-- START INPUT FOR THIS TASK --

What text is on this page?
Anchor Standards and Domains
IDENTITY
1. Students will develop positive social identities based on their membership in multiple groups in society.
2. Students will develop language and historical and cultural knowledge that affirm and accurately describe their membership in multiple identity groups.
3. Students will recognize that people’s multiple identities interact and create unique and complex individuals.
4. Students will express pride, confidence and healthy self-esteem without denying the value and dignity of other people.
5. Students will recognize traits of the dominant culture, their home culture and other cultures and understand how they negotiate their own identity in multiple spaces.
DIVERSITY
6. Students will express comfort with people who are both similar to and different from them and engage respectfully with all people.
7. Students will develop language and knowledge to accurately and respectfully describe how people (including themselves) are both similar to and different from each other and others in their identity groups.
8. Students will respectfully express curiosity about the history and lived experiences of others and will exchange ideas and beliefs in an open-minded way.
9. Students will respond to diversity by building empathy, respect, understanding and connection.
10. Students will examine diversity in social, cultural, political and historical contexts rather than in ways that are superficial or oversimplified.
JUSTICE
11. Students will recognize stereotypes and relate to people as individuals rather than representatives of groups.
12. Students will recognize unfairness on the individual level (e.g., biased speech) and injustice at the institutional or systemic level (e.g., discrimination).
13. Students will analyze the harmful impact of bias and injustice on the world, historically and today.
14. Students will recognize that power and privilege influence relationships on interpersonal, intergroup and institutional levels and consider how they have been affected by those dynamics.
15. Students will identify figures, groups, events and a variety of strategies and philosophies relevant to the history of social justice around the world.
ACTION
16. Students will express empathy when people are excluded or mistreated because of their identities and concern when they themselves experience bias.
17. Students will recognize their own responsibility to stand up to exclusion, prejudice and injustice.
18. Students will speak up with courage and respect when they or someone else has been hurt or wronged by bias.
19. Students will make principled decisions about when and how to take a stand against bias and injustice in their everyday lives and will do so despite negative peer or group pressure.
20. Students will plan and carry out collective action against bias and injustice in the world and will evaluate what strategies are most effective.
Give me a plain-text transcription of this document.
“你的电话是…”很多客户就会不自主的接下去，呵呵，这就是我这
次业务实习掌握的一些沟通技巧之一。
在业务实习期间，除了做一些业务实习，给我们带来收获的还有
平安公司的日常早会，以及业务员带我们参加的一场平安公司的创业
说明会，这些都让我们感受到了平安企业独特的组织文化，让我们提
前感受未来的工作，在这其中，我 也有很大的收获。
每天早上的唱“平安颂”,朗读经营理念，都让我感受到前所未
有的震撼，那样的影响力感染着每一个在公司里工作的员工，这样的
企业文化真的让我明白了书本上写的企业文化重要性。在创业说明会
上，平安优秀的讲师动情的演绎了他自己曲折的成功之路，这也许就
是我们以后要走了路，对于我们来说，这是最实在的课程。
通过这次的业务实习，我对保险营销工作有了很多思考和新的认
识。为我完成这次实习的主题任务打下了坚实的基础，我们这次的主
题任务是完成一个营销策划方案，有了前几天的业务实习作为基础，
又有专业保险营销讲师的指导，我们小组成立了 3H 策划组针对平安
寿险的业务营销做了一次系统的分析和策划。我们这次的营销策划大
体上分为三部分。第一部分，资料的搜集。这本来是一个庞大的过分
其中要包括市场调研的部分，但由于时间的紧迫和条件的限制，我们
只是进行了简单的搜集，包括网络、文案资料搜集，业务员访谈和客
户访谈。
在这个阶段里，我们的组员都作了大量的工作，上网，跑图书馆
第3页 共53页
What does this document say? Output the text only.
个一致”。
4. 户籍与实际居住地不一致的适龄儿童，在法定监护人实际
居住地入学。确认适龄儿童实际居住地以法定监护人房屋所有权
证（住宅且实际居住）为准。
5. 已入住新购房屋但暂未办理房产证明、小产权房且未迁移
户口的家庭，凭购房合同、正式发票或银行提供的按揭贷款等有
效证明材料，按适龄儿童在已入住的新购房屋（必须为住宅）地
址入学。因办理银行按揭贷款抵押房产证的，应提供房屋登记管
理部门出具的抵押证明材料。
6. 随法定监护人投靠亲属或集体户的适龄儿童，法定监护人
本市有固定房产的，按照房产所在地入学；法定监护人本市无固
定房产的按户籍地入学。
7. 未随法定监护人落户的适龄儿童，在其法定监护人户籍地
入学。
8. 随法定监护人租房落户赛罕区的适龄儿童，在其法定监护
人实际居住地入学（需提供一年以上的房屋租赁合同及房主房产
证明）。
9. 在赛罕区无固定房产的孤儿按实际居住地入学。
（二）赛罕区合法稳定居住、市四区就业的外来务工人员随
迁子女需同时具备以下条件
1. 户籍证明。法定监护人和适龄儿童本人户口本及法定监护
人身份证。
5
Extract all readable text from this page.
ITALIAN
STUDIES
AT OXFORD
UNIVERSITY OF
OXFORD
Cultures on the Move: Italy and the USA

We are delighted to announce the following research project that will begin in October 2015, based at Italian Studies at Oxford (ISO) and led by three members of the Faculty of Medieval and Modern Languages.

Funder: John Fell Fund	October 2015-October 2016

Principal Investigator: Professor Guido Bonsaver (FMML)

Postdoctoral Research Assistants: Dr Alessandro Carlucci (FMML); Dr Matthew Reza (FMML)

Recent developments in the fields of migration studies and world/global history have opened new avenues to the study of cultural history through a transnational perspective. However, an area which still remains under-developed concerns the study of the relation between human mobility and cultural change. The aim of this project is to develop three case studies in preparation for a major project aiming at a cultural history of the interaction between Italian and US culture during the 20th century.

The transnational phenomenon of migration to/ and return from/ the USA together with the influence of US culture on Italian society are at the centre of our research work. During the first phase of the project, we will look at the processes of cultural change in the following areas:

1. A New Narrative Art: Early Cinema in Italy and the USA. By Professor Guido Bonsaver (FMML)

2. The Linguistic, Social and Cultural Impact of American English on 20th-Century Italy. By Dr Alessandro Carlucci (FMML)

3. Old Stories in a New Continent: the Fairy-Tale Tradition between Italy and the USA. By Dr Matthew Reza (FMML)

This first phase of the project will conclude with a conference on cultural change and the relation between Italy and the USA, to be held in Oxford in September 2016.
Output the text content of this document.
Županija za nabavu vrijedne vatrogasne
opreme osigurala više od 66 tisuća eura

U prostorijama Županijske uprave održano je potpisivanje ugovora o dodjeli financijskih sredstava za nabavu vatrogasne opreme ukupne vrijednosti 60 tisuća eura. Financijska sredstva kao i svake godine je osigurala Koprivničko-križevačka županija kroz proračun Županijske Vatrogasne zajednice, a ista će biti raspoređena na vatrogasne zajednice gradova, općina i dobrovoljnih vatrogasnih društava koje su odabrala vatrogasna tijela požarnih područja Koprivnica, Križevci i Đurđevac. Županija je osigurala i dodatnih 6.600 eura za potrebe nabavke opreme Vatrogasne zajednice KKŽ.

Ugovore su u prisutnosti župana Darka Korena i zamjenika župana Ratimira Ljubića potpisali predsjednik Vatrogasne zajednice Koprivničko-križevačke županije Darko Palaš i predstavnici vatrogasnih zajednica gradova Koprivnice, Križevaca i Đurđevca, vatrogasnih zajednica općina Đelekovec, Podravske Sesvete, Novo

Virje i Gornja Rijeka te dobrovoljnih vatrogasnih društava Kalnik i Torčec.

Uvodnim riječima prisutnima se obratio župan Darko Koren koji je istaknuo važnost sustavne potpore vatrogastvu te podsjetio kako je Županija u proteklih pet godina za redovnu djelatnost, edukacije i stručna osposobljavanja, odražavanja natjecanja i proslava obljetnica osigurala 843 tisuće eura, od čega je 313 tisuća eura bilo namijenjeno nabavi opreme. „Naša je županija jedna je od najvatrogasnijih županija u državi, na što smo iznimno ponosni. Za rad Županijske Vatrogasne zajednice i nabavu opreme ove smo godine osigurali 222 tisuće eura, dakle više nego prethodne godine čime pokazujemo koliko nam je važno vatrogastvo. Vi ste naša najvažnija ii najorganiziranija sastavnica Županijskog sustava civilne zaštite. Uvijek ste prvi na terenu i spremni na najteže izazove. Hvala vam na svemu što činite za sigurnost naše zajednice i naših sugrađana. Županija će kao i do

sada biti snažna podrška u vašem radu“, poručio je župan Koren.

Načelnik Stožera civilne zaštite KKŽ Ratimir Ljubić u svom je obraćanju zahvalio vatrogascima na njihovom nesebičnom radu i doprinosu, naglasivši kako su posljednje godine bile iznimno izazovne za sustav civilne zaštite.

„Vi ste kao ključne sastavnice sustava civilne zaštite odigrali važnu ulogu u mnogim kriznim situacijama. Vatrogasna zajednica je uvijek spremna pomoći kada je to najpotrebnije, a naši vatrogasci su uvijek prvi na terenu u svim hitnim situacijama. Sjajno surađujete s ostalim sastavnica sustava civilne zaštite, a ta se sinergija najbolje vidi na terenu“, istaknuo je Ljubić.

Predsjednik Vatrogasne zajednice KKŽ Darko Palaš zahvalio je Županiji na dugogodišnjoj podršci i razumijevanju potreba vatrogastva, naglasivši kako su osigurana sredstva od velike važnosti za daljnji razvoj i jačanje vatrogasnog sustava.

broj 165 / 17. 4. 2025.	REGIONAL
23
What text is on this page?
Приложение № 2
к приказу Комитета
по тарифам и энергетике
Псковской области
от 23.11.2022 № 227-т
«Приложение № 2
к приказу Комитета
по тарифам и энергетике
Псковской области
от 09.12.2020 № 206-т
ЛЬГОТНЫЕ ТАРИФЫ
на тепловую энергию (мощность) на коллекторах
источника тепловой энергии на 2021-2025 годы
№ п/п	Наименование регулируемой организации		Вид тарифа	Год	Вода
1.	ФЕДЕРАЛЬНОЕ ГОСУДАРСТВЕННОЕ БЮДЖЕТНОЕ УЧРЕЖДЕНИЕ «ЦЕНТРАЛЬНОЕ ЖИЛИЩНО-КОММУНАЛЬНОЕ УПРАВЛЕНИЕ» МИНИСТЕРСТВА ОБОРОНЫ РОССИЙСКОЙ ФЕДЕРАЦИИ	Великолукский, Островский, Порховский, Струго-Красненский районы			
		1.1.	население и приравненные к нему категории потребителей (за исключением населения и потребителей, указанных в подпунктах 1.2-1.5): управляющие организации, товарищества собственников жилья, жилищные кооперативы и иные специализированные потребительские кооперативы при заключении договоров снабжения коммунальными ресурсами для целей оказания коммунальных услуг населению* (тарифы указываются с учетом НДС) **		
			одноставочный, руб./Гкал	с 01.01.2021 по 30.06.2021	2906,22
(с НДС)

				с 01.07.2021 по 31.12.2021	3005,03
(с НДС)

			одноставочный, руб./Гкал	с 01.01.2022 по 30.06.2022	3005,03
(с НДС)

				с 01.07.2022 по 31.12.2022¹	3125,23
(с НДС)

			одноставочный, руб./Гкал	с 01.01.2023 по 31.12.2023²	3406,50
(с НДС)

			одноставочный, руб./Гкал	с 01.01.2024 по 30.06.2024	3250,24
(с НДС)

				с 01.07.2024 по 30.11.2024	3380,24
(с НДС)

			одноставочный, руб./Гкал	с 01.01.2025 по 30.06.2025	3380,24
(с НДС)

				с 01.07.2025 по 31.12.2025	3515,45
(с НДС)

-- END INPUT FOR THIS TASK --

THE TASK:
Select and copy every line from the records that includes the word "about".

EXERCISE OUTPUT:
8. Students will respectfully express curiosity about the history and lived experiences of others and will exchange ideas and beliefs in an open-minded way.
19. Students will make principled decisions about when and how to take a stand against bias and injustice in their everyday lives and will do so despite negative peer or group pressure.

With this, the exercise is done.